(Interface dataset entries)

____________

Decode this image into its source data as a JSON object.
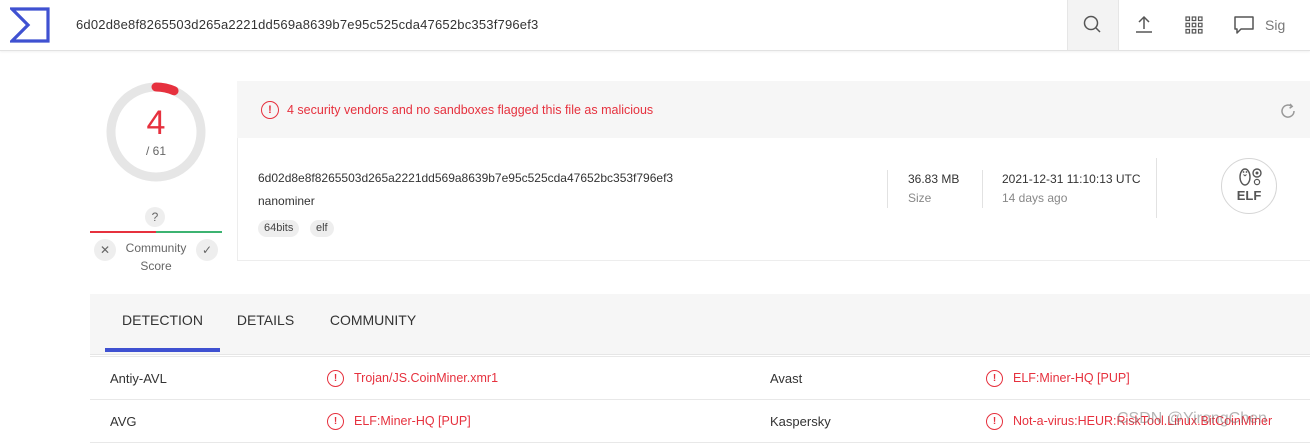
{
  "colors": {
    "accent": "#3f51d1",
    "malicious": "#e6313e",
    "harmless": "#3cb371"
  },
  "topbar": {
    "search_value": "6d02d8e8f8265503d265a2221dd569a8639b7e95c525cda47652bc353f796ef3",
    "icons": [
      "search-icon",
      "upload-icon",
      "apps-grid-icon",
      "chat-icon"
    ],
    "signin_label": "Sig"
  },
  "score": {
    "detections": "4",
    "total": "/ 61",
    "detection_fraction": 0.0656
  },
  "community": {
    "question_mark": "?",
    "downvote_icon": "✕",
    "upvote_icon": "✓",
    "label_line1": "Community",
    "label_line2": "Score"
  },
  "alert": {
    "icon": "!",
    "text": "4 security vendors and no sandboxes flagged this file as malicious"
  },
  "file": {
    "hash": "6d02d8e8f8265503d265a2221dd569a8639b7e95c525cda47652bc353f796ef3",
    "name": "nanominer",
    "tags": [
      "64bits",
      "elf"
    ],
    "size_value": "36.83 MB",
    "size_label": "Size",
    "date_value": "2021-12-31 11:10:13 UTC",
    "date_label": "14 days ago",
    "type_badge": "ELF"
  },
  "tabs": [
    "DETECTION",
    "DETAILS",
    "COMMUNITY"
  ],
  "active_tab": "DETECTION",
  "detections": [
    {
      "vendor_a": "Antiy-AVL",
      "result_a": "Trojan/JS.CoinMiner.xmr1",
      "vendor_b": "Avast",
      "result_b": "ELF:Miner-HQ [PUP]"
    },
    {
      "vendor_a": "AVG",
      "result_a": "ELF:Miner-HQ [PUP]",
      "vendor_b": "Kaspersky",
      "result_b": "Not-a-virus:HEUR:RiskTool.Linux.BitCoinMiner"
    }
  ],
  "watermark": "CSDN @YirongChen"
}
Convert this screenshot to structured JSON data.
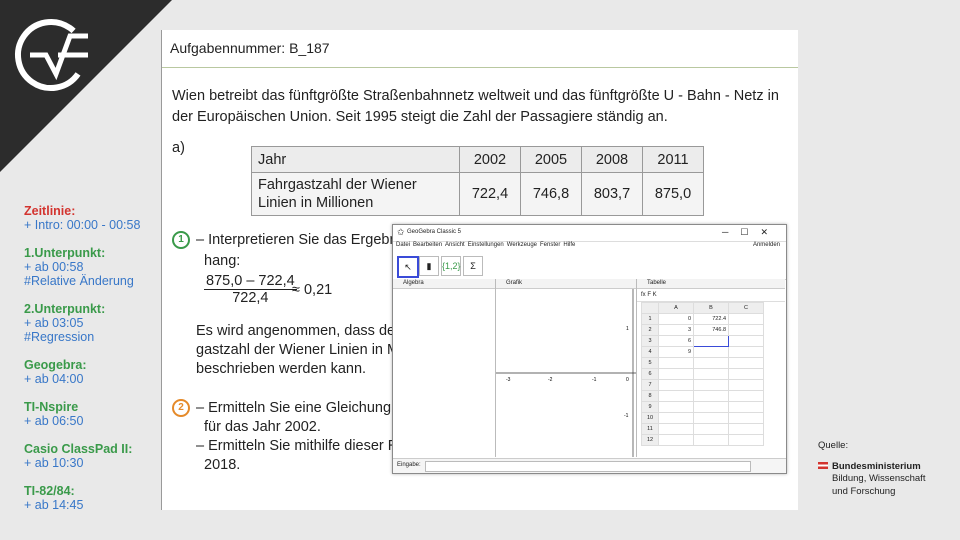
{
  "sidebar": [
    {
      "title": "Zeitlinie:",
      "lines": [
        "+ Intro: 00:00 - 00:58"
      ],
      "red": true
    },
    {
      "title": "1.Unterpunkt:",
      "lines": [
        "+ ab 00:58",
        "#Relative Änderung"
      ]
    },
    {
      "title": "2.Unterpunkt:",
      "lines": [
        "+ ab 03:05",
        "#Regression"
      ]
    },
    {
      "title": "Geogebra:",
      "lines": [
        "+ ab 04:00"
      ]
    },
    {
      "title": "TI-Nspire",
      "lines": [
        "+ ab 06:50"
      ]
    },
    {
      "title": "Casio ClassPad II:",
      "lines": [
        "+ ab 10:30"
      ]
    },
    {
      "title": "TI-82/84:",
      "lines": [
        "+ ab 14:45"
      ]
    }
  ],
  "task": {
    "header": "Aufgabennummer: B_187",
    "intro": "Wien betreibt das fünftgrößte Straßenbahnnetz weltweit und das fünftgrößte U - Bahn - Netz in der Europäischen Union. Seit 1995 steigt die Zahl der Passagiere ständig an.",
    "part": "a)",
    "table": {
      "col0": "Jahr",
      "years": [
        "2002",
        "2005",
        "2008",
        "2011"
      ],
      "row_label": "Fahrgastzahl der Wiener Linien in Millionen",
      "values": [
        "722,4",
        "746,8",
        "803,7",
        "875,0"
      ]
    },
    "item1_num": "1",
    "item1_line1": "– Interpretieren Sie das Ergebnis",
    "item1_line2": "hang:",
    "frac_num": "875,0 – 722,4",
    "frac_den": "722,4",
    "frac_result": "≈ 0,21",
    "para_line1": "Es wird angenommen, dass der",
    "para_line2": "gastzahl der Wiener Linien in Mi",
    "para_line3": "beschrieben werden kann.",
    "item2_num": "2",
    "item2_line1": "– Ermitteln Sie eine Gleichung d",
    "item2_line2": "für das Jahr 2002.",
    "item2_line3": "– Ermitteln Sie mithilfe dieser Re",
    "item2_line4": "2018."
  },
  "geogebra": {
    "title": "GeoGebra Classic 5",
    "menu": [
      "Datei",
      "Bearbeiten",
      "Ansicht",
      "Einstellungen",
      "Werkzeuge",
      "Fenster",
      "Hilfe"
    ],
    "login": "Anmelden",
    "tool_list": "{1,2}",
    "tool_sum": "Σ",
    "views": {
      "algebra": "Algebra",
      "graph": "Grafik",
      "sheet": "Tabelle"
    },
    "graph_ticks_x": [
      "-3",
      "-2",
      "-1",
      "0"
    ],
    "graph_ticks_y": [
      "1",
      "-1"
    ],
    "sheet_toolbar": "fx  F  K",
    "sheet_cols": [
      "A",
      "B",
      "C"
    ],
    "sheet_rows": [
      [
        "1",
        "0",
        "722.4",
        ""
      ],
      [
        "2",
        "3",
        "746.8",
        ""
      ],
      [
        "3",
        "6",
        "",
        ""
      ],
      [
        "4",
        "9",
        "",
        ""
      ],
      [
        "5",
        "",
        "",
        ""
      ],
      [
        "6",
        "",
        "",
        ""
      ],
      [
        "7",
        "",
        "",
        ""
      ],
      [
        "8",
        "",
        "",
        ""
      ],
      [
        "9",
        "",
        "",
        ""
      ],
      [
        "10",
        "",
        "",
        ""
      ],
      [
        "11",
        "",
        "",
        ""
      ],
      [
        "12",
        "",
        "",
        ""
      ]
    ],
    "input_label": "Eingabe:"
  },
  "source": {
    "label": "Quelle:",
    "line1": "Bundesministerium",
    "line2": "Bildung, Wissenschaft",
    "line3": "und Forschung"
  }
}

____________

Copy out every line in the entries above that holds "JSON".

Decode this image into its source data as a JSON object.
Convert this screenshot to structured JSON data.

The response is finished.